**Recorded data**

▬▬▬▬▬▬▬▬▬▬

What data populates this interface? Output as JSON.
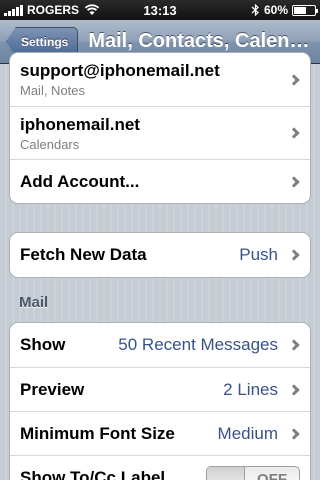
{
  "status": {
    "carrier": "ROGERS",
    "time": "13:13",
    "battery": "60%",
    "battery_level": 0.6,
    "icons": [
      "signal-icon",
      "wifi-icon",
      "bluetooth-icon",
      "battery-icon"
    ]
  },
  "nav": {
    "back_label": "Settings",
    "title": "Mail, Contacts, Calen…"
  },
  "accounts": [
    {
      "name": "support@iphonemail.net",
      "detail": "Mail, Notes"
    },
    {
      "name": "iphonemail.net",
      "detail": "Calendars"
    }
  ],
  "add_account_label": "Add Account...",
  "fetch": {
    "label": "Fetch New Data",
    "value": "Push"
  },
  "mail_section": {
    "header": "Mail",
    "rows": [
      {
        "label": "Show",
        "value": "50 Recent Messages"
      },
      {
        "label": "Preview",
        "value": "2 Lines"
      },
      {
        "label": "Minimum Font Size",
        "value": "Medium"
      }
    ],
    "toggle_row": {
      "label": "Show To/Cc Label",
      "state": "OFF"
    }
  },
  "colors": {
    "accent_value": "#385487",
    "nav_bar": "#6d83a1",
    "background": "#c5ccd4"
  }
}
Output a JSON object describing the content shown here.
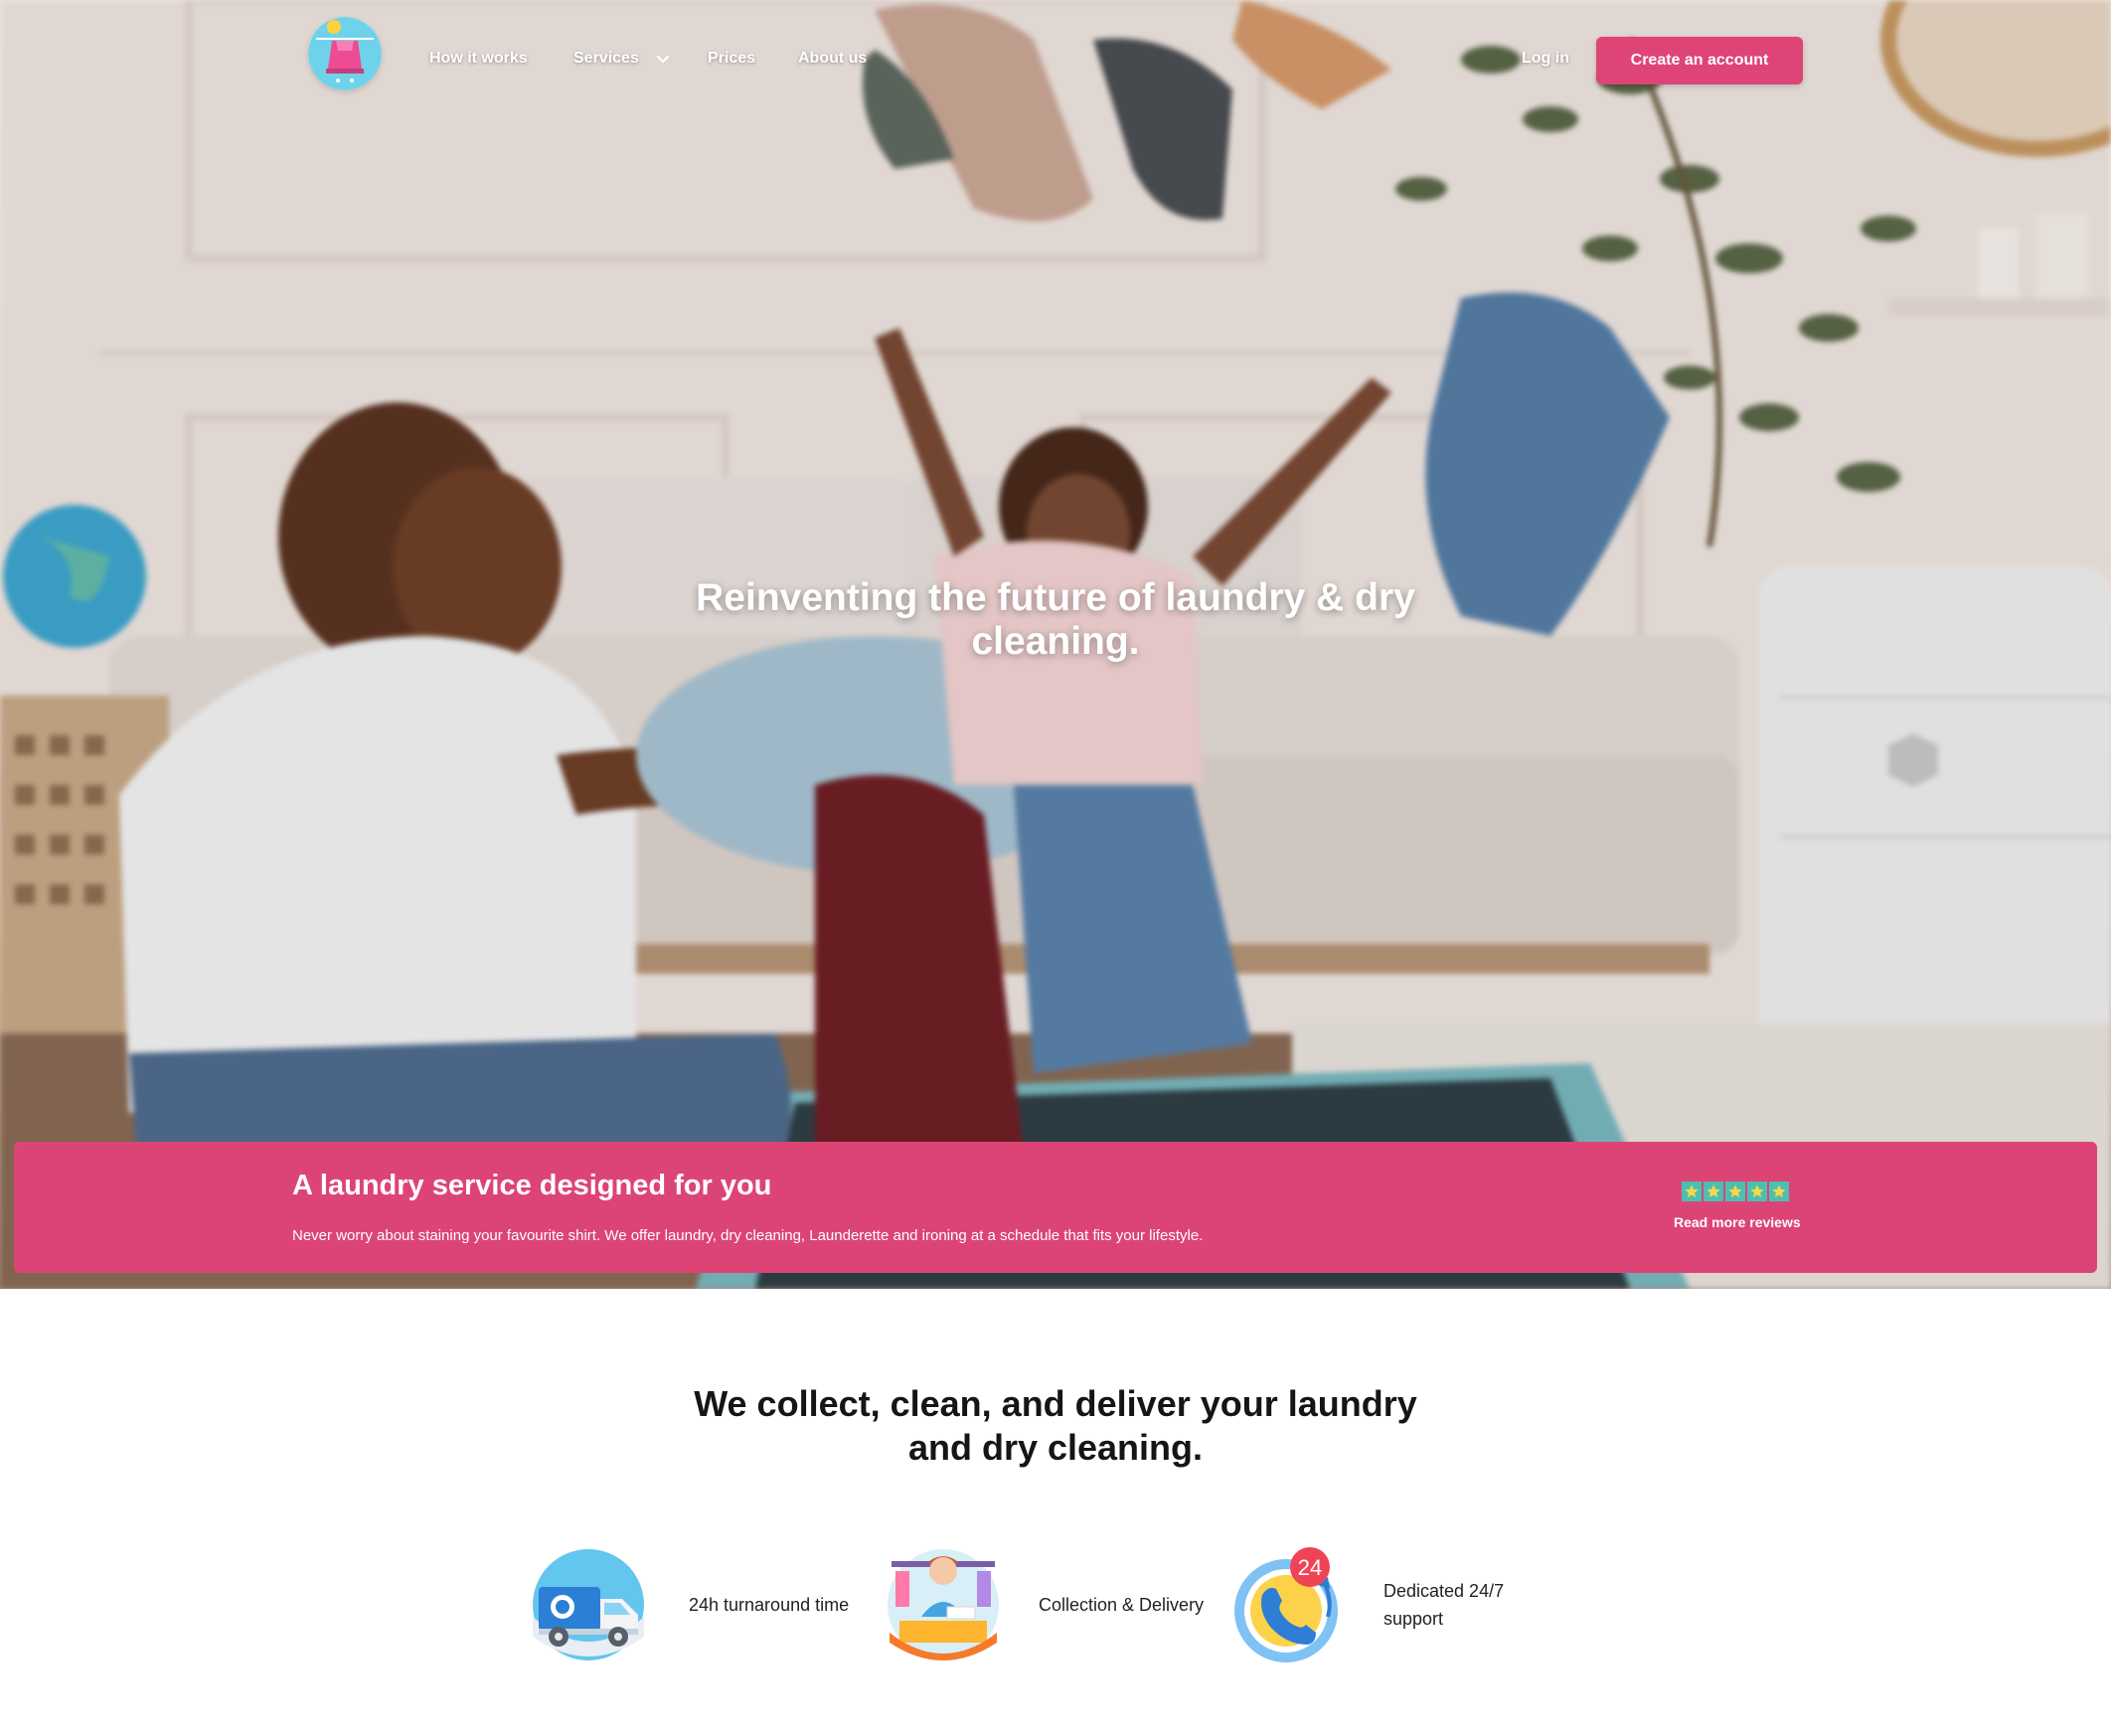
{
  "nav": {
    "links": [
      "How it works",
      "Services",
      "Prices",
      "About us"
    ],
    "login_label": "Log in",
    "create_account_label": "Create an account"
  },
  "hero": {
    "title": "Reinventing the future of laundry & dry cleaning."
  },
  "banner": {
    "title": "A laundry service designed for you",
    "text": "Never worry about staining your favourite shirt. We offer laundry, dry cleaning, Launderette and ironing at a schedule that fits your lifestyle.",
    "rating_stars": 5,
    "reviews_link": "Read more reviews"
  },
  "features": {
    "title": "We collect, clean, and deliver your laundry and dry cleaning.",
    "items": [
      {
        "icon": "delivery-van-icon",
        "label": "24h turnaround time"
      },
      {
        "icon": "laundry-attendant-icon",
        "label": "Collection & Delivery"
      },
      {
        "icon": "phone-support-24-icon",
        "label": "Dedicated 24/7 support",
        "badge": "24"
      }
    ]
  },
  "colors": {
    "accent": "#dd4476",
    "star_box": "#4cbfb2",
    "star": "#f7d84a"
  }
}
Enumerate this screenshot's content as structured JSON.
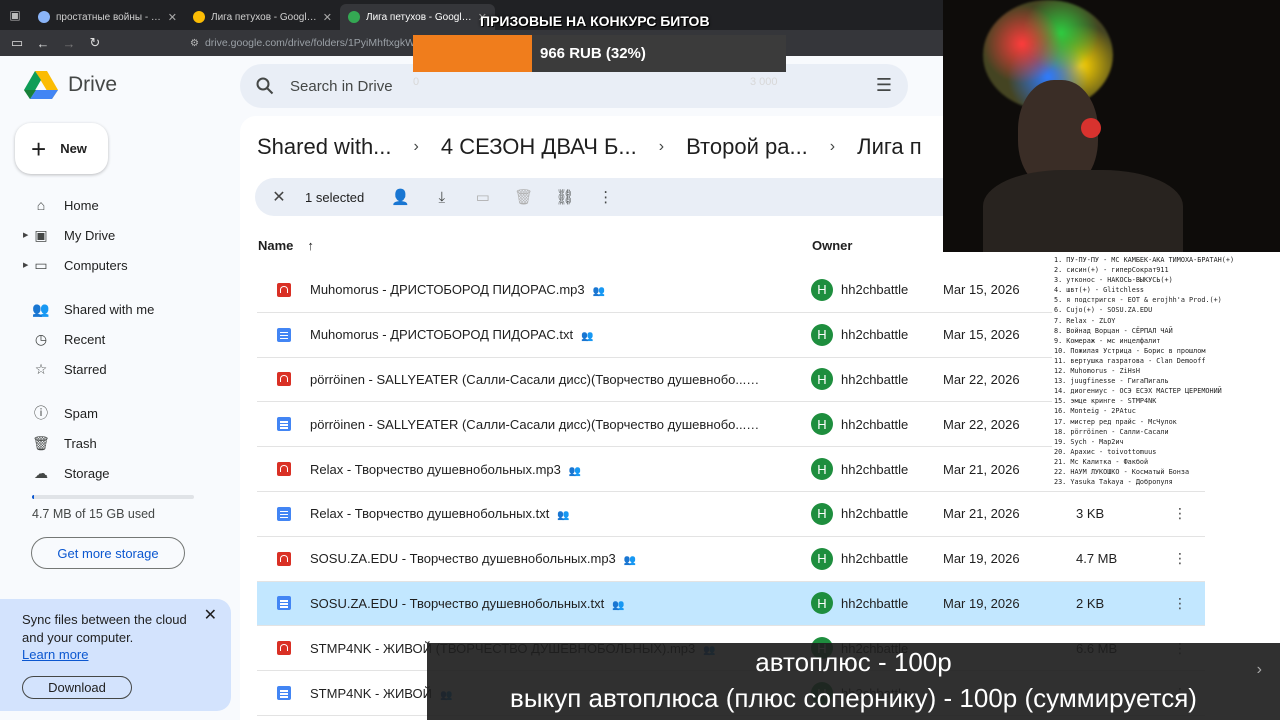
{
  "browser": {
    "tabs": [
      {
        "title": "простатные войны - Google Sh",
        "favicon_color": "#8ab4f8",
        "active": false
      },
      {
        "title": "Лига петухов - Google Drive",
        "favicon_color": "#fbbc04",
        "active": false
      },
      {
        "title": "Лига петухов - Google Drive",
        "favicon_color": "#34a853",
        "active": true
      }
    ],
    "url": "drive.google.com/drive/folders/1PyiMhftxgkW9"
  },
  "drive": {
    "logo_text": "Drive",
    "search_placeholder": "Search in Drive",
    "new_label": "New",
    "nav": [
      {
        "label": "Home",
        "icon": "home-icon",
        "glyph": "⌂",
        "caret": false
      },
      {
        "label": "My Drive",
        "icon": "my-drive-icon",
        "glyph": "▣",
        "caret": true
      },
      {
        "label": "Computers",
        "icon": "computer-icon",
        "glyph": "▭",
        "caret": true
      },
      {
        "gap": true
      },
      {
        "label": "Shared with me",
        "icon": "people-icon",
        "glyph": "👥",
        "caret": false
      },
      {
        "label": "Recent",
        "icon": "clock-icon",
        "glyph": "◷",
        "caret": false
      },
      {
        "label": "Starred",
        "icon": "star-icon",
        "glyph": "☆",
        "caret": false
      },
      {
        "gap": true
      },
      {
        "label": "Spam",
        "icon": "spam-icon",
        "glyph": "ⓘ",
        "caret": false
      },
      {
        "label": "Trash",
        "icon": "trash-icon",
        "glyph": "🗑",
        "caret": false
      },
      {
        "label": "Storage",
        "icon": "cloud-icon",
        "glyph": "☁",
        "caret": false
      }
    ],
    "storage": {
      "used_text": "4.7 MB of 15 GB used",
      "fraction": 0.0003,
      "button": "Get more storage"
    },
    "sync": {
      "message": "Sync files between the cloud and your computer.",
      "learn_more": "Learn more",
      "download": "Download"
    },
    "breadcrumbs": [
      "Shared with...",
      "4 СЕЗОН ДВАЧ Б...",
      "Второй ра...",
      "Лига п"
    ],
    "selection": {
      "count_text": "1 selected"
    },
    "columns": {
      "name": "Name",
      "owner": "Owner"
    },
    "files": [
      {
        "name": "Muhomorus - ДРИСТОБОРОД ПИДОРАС.mp3",
        "type": "audio",
        "owner": "hh2chbattle",
        "date": "Mar 15, 2026",
        "size": "",
        "selected": false
      },
      {
        "name": "Muhomorus - ДРИСТОБОРОД ПИДОРАС.txt",
        "type": "doc",
        "owner": "hh2chbattle",
        "date": "Mar 15, 2026",
        "size": "",
        "selected": false
      },
      {
        "name": "pörröinen - SALLYEATER (Салли-Сасали дисс)(Творчество душевнобо...",
        "type": "audio",
        "owner": "hh2chbattle",
        "date": "Mar 22, 2026",
        "size": "",
        "selected": false
      },
      {
        "name": "pörröinen - SALLYEATER (Салли-Сасали дисс)(Творчество душевнобо...",
        "type": "doc",
        "owner": "hh2chbattle",
        "date": "Mar 22, 2026",
        "size": "",
        "selected": false
      },
      {
        "name": "Relax - Творчество душевнобольных.mp3",
        "type": "audio",
        "owner": "hh2chbattle",
        "date": "Mar 21, 2026",
        "size": "",
        "selected": false
      },
      {
        "name": "Relax - Творчество душевнобольных.txt",
        "type": "doc",
        "owner": "hh2chbattle",
        "date": "Mar 21, 2026",
        "size": "3 KB",
        "selected": false
      },
      {
        "name": "SOSU.ZA.EDU - Творчество душевнобольных.mp3",
        "type": "audio",
        "owner": "hh2chbattle",
        "date": "Mar 19, 2026",
        "size": "4.7 MB",
        "selected": false
      },
      {
        "name": "SOSU.ZA.EDU - Творчество душевнобольных.txt",
        "type": "doc",
        "owner": "hh2chbattle",
        "date": "Mar 19, 2026",
        "size": "2 KB",
        "selected": true
      },
      {
        "name": "STMP4NK - ЖИВОЙ (ТВОРЧЕСТВО ДУШЕВНОБОЛЬНЫХ).mp3",
        "type": "audio",
        "owner": "hh2chbattle",
        "date": "",
        "size": "6.6 MB",
        "selected": false
      },
      {
        "name": "STMP4NK - ЖИВОЙ",
        "type": "doc",
        "owner": "hh2chbattle",
        "date": "",
        "size": "",
        "selected": false
      }
    ]
  },
  "overlay": {
    "prize_title": "ПРИЗОВЫЕ НА КОНКУРС БИТОВ",
    "prize_text": "966 RUB (32%)",
    "prize_fraction": 0.32,
    "prize_min": "0",
    "prize_max": "3 000",
    "list": [
      "1. ПУ-ПУ-ПУ - МС КАМБЕК-АКА ТИМОХА-БРАТАН(+)",
      "2. сисин(+) - гиперСократ911",
      "3. утконос - НАКОСЬ-ВЫКУСЬ(+)",
      "4. швт(+) - Glitchless",
      "5. я подстригся - EOT & erojhh'a Prod.(+)",
      "6. Cujo(+) - SOSU.ZA.EDU",
      "7. Relax - ZLOY",
      "8. Войнад Ворцан - СЁРПАЛ ЧАЙ",
      "9. Комераж - мс инцелфалит",
      "10. Пожилая Устрица - Борис в прошлом",
      "11. вертушка газратова - Clan Demooff",
      "12. Muhomorus - ZiHsH",
      "13. juugfinesse - ГигаПигаль",
      "14. диогениус - ОСЭ ЕСЭХ МАСТЕР ЦЕРЕМОНИЙ",
      "15. эмце кринге - STMP4NK",
      "16. Monteig - 2PAtuc",
      "17. мистер ред прайс - МсЧулок",
      "18. pörröinen - Салли-Сасали",
      "19. Sych - Мар2ич",
      "20. Арахис - toivottomuus",
      "21. Мс Калитка - Факбой",
      "22. НАУМ ЛУКОШКО - Косматый Бонза",
      "23. Yasuka Takaya - Добропуля"
    ],
    "subtitle_line1": "автоплюс - 100р",
    "subtitle_line2": "выкуп автоплюса (плюс сопернику) - 100р (суммируется)"
  }
}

▬▬▬▬▬▬▬▬▬▬

**Work instructions**
Go through the entries above and count the lines containing the word "Muhomorus"; give only that count.

**Full answer**
3